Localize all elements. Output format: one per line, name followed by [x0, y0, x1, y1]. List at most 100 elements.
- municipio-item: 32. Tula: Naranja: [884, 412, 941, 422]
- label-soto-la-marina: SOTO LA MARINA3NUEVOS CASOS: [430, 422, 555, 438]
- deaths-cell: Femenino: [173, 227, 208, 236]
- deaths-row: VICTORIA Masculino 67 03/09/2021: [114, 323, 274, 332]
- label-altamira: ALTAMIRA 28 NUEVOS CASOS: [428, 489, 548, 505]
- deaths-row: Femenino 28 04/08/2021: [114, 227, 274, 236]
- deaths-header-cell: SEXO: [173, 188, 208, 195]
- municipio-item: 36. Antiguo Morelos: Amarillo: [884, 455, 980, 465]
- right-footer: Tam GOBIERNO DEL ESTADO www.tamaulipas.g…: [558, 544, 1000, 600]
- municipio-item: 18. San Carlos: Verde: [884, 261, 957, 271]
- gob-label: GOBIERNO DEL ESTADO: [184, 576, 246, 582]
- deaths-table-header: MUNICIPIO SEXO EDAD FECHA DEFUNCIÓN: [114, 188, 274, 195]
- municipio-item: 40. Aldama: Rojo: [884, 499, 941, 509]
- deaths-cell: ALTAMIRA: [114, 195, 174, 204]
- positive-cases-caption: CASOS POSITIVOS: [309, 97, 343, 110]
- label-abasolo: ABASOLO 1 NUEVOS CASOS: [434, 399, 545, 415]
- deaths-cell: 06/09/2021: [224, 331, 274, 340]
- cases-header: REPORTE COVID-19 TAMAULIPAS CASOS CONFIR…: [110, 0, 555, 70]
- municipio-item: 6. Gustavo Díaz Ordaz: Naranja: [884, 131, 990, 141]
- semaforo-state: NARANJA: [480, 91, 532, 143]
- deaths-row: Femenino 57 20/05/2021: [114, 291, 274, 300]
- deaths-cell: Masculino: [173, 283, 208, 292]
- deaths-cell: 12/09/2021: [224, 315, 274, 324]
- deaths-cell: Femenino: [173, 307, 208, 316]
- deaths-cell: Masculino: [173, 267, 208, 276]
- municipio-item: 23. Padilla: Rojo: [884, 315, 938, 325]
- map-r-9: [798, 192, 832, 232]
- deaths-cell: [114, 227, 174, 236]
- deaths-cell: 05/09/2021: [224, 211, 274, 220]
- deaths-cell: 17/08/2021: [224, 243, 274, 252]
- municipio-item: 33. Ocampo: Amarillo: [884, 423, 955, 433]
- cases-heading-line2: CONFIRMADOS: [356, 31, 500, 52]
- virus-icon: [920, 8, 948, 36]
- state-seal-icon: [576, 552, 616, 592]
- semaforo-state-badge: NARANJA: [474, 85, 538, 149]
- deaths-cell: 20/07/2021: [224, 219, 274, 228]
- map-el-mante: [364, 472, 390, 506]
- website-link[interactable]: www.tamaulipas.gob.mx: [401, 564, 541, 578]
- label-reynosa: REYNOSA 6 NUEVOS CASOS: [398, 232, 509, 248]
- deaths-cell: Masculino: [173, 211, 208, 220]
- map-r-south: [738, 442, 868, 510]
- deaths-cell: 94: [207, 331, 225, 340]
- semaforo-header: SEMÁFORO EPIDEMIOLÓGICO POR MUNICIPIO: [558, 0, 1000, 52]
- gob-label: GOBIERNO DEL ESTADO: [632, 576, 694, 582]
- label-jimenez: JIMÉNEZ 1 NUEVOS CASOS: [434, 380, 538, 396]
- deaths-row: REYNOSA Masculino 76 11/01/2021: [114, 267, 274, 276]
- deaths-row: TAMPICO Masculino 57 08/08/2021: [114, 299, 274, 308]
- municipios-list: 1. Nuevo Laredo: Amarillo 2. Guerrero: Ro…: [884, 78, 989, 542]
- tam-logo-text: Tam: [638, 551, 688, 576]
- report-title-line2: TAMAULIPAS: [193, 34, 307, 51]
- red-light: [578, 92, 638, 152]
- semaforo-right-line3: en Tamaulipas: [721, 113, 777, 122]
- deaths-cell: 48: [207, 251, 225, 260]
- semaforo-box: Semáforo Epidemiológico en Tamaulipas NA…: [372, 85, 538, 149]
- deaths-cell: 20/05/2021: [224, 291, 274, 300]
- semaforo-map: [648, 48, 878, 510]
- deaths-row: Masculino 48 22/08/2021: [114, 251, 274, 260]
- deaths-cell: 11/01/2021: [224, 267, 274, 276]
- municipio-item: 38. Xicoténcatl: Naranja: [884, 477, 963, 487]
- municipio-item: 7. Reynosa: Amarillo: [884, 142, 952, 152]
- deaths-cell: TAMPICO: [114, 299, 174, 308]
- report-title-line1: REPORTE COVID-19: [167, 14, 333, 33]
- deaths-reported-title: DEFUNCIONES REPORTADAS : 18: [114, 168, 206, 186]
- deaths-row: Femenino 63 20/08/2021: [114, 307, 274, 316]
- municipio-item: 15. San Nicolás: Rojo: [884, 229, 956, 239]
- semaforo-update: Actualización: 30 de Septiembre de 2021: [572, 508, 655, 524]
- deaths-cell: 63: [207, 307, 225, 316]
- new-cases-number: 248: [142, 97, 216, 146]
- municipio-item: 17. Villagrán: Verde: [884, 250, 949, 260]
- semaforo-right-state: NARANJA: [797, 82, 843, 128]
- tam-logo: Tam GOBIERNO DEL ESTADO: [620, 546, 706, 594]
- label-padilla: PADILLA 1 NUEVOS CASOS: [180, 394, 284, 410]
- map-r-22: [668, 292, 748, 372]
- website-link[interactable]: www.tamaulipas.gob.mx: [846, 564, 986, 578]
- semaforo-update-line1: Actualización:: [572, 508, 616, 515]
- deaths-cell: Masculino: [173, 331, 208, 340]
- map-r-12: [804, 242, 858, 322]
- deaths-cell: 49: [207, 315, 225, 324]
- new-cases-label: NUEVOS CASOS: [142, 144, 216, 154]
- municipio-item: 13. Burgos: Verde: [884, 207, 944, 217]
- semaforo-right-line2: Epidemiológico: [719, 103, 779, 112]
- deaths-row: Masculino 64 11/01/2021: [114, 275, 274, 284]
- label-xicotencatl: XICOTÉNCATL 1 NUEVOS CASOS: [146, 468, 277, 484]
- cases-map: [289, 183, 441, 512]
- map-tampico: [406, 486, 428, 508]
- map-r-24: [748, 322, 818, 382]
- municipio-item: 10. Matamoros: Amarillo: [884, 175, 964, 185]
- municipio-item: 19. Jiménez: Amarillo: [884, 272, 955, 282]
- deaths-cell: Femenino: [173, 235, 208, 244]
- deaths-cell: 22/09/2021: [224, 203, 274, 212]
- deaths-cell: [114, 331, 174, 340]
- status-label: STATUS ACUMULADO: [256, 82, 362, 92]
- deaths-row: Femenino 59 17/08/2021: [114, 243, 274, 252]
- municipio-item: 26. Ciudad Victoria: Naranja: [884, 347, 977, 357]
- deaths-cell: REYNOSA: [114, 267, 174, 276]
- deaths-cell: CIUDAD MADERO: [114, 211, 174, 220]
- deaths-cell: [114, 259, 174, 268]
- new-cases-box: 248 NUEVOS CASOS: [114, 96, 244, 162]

— Activity —
The lines above that include "Amarillo" should each be listed.

— Response below —
- municipio-item: 36. Antiguo Morelos: Amarillo: [884, 455, 980, 465]
- municipio-item: 33. Ocampo: Amarillo: [884, 423, 955, 433]
- municipios-list: 1. Nuevo Laredo: Amarillo 2. Guerrero: Ro…: [884, 78, 989, 542]
- municipio-item: 7. Reynosa: Amarillo: [884, 142, 952, 152]
- municipio-item: 10. Matamoros: Amarillo: [884, 175, 964, 185]
- municipio-item: 19. Jiménez: Amarillo: [884, 272, 955, 282]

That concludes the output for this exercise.